### STATED TASK
Every record should be written out exactly, please.

### DATA SHOWN
****

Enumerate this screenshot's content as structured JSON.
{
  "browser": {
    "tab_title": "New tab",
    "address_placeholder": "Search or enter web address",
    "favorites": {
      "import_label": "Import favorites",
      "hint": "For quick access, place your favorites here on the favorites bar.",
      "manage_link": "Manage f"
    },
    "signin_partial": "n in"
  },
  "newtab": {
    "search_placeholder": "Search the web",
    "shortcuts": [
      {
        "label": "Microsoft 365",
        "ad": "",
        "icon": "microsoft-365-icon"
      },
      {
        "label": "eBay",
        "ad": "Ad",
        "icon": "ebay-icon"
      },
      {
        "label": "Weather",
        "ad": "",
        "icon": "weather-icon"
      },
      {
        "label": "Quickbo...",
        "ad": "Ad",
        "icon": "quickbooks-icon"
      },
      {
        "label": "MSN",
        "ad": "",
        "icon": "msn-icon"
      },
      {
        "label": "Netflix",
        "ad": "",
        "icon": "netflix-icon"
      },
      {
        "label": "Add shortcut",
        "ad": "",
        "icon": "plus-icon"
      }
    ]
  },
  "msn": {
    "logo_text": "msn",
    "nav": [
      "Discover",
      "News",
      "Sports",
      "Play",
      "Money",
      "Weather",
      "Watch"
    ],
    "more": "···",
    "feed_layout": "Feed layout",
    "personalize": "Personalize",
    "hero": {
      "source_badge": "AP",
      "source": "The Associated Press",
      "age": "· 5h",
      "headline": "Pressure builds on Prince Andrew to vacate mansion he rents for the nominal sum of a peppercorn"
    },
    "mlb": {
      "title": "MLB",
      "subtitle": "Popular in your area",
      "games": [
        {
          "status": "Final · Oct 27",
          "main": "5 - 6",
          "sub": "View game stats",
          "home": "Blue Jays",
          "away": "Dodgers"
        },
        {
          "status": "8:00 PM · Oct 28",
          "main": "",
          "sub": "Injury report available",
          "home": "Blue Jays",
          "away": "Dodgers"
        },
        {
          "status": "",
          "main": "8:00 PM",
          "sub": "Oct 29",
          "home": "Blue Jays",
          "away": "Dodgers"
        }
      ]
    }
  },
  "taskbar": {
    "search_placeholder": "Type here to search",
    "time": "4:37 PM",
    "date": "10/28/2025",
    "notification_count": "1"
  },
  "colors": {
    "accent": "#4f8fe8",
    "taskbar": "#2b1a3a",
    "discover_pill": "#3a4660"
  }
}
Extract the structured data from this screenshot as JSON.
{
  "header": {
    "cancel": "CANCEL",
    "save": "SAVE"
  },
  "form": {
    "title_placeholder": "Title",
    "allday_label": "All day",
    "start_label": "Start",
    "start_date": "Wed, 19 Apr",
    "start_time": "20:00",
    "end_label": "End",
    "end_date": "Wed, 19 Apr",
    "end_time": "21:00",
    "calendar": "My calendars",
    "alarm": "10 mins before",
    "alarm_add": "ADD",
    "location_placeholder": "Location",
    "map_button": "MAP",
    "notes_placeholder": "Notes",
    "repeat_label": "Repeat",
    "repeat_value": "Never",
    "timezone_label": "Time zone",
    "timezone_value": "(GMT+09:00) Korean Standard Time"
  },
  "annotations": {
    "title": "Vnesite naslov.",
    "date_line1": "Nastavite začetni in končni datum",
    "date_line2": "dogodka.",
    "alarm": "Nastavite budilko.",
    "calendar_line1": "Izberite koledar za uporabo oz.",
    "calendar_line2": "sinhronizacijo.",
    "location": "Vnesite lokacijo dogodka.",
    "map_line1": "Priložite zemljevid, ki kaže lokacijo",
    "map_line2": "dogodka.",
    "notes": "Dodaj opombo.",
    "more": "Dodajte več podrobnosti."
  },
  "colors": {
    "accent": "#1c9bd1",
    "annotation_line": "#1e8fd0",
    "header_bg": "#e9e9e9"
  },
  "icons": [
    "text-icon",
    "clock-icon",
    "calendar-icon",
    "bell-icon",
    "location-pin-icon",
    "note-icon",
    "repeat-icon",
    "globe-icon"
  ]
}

****

### OUTPUT OF THE EXERCISE
Enumerate this screenshot's content as structured JSON.
{
  "browser": {
    "tab_title": "New tab",
    "address_placeholder": "Search or enter web address",
    "favorites": {
      "import_label": "Import favorites",
      "hint": "For quick access, place your favorites here on the favorites bar.",
      "manage_link": "Manage f"
    },
    "signin_partial": "n in"
  },
  "newtab": {
    "search_placeholder": "Search the web",
    "shortcuts": [
      {
        "label": "Microsoft 365",
        "ad": "",
        "icon": "microsoft-365-icon"
      },
      {
        "label": "eBay",
        "ad": "Ad",
        "icon": "ebay-icon"
      },
      {
        "label": "Weather",
        "ad": "",
        "icon": "weather-icon"
      },
      {
        "label": "Quickbo...",
        "ad": "Ad",
        "icon": "quickbooks-icon"
      },
      {
        "label": "MSN",
        "ad": "",
        "icon": "msn-icon"
      },
      {
        "label": "Netflix",
        "ad": "",
        "icon": "netflix-icon"
      },
      {
        "label": "Add shortcut",
        "ad": "",
        "icon": "plus-icon"
      }
    ]
  },
  "msn": {
    "logo_text": "msn",
    "nav": [
      "Discover",
      "News",
      "Sports",
      "Play",
      "Money",
      "Weather",
      "Watch"
    ],
    "more": "···",
    "feed_layout": "Feed layout",
    "personalize": "Personalize",
    "hero": {
      "source_badge": "AP",
      "source": "The Associated Press",
      "age": "· 5h",
      "headline": "Pressure builds on Prince Andrew to vacate mansion he rents for the nominal sum of a peppercorn"
    },
    "mlb": {
      "title": "MLB",
      "subtitle": "Popular in your area",
      "games": [
        {
          "status": "Final · Oct 27",
          "main": "5 - 6",
          "sub": "View game stats",
          "home": "Blue Jays",
          "away": "Dodgers"
        },
        {
          "status": "8:00 PM · Oct 28",
          "main": "",
          "sub": "Injury report available",
          "home": "Blue Jays",
          "away": "Dodgers"
        },
        {
          "status": "",
          "main": "8:00 PM",
          "sub": "Oct 29",
          "home": "Blue Jays",
          "away": "Dodgers"
        }
      ]
    }
  },
  "taskbar": {
    "search_placeholder": "Type here to search",
    "time": "4:37 PM",
    "date": "10/28/2025",
    "notification_count": "1"
  },
  "colors": {
    "accent": "#4f8fe8",
    "taskbar": "#2b1a3a",
    "discover_pill": "#3a4660"
  }
}
Extract the structured data from this screenshot as JSON.
{
  "header": {
    "cancel": "CANCEL",
    "save": "SAVE"
  },
  "form": {
    "title_placeholder": "Title",
    "allday_label": "All day",
    "start_label": "Start",
    "start_date": "Wed, 19 Apr",
    "start_time": "20:00",
    "end_label": "End",
    "end_date": "Wed, 19 Apr",
    "end_time": "21:00",
    "calendar": "My calendars",
    "alarm": "10 mins before",
    "alarm_add": "ADD",
    "location_placeholder": "Location",
    "map_button": "MAP",
    "notes_placeholder": "Notes",
    "repeat_label": "Repeat",
    "repeat_value": "Never",
    "timezone_label": "Time zone",
    "timezone_value": "(GMT+09:00) Korean Standard Time"
  },
  "annotations": {
    "title": "Vnesite naslov.",
    "date_line1": "Nastavite začetni in končni datum",
    "date_line2": "dogodka.",
    "alarm": "Nastavite budilko.",
    "calendar_line1": "Izberite koledar za uporabo oz.",
    "calendar_line2": "sinhronizacijo.",
    "location": "Vnesite lokacijo dogodka.",
    "map_line1": "Priložite zemljevid, ki kaže lokacijo",
    "map_line2": "dogodka.",
    "notes": "Dodaj opombo.",
    "more": "Dodajte več podrobnosti."
  },
  "colors": {
    "accent": "#1c9bd1",
    "annotation_line": "#1e8fd0",
    "header_bg": "#e9e9e9"
  },
  "icons": [
    "text-icon",
    "clock-icon",
    "calendar-icon",
    "bell-icon",
    "location-pin-icon",
    "note-icon",
    "repeat-icon",
    "globe-icon"
  ]
}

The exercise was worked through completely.